• Goal
Copy out all the records exactly.

• Supplied data

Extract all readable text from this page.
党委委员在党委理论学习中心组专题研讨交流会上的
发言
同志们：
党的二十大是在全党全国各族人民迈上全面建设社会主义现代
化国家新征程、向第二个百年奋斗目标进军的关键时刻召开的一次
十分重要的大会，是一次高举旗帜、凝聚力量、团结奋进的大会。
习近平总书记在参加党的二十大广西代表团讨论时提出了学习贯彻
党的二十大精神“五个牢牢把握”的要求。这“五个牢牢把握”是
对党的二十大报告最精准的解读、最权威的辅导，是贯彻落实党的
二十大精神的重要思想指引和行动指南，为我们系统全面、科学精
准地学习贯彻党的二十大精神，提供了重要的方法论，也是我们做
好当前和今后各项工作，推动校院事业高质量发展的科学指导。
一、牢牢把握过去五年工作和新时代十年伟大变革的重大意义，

• Answer for the task
Extract all readable text from this page.
党委委员在党委理论学习中心组专题研讨交流会上的
发言
同志们：
党的二十大是在全党全国各族人民迈上全面建设社会主义现代
化国家新征程、向第二个百年奋斗目标进军的关键时刻召开的一次
十分重要的大会，是一次高举旗帜、凝聚力量、团结奋进的大会。
习近平总书记在参加党的二十大广西代表团讨论时提出了学习贯彻
党的二十大精神“五个牢牢把握”的要求。这“五个牢牢把握”是
对党的二十大报告最精准的解读、最权威的辅导，是贯彻落实党的
二十大精神的重要思想指引和行动指南，为我们系统全面、科学精
准地学习贯彻党的二十大精神，提供了重要的方法论，也是我们做
好当前和今后各项工作，推动校院事业高质量发展的科学指导。
一、牢牢把握过去五年工作和新时代十年伟大变革的重大意义，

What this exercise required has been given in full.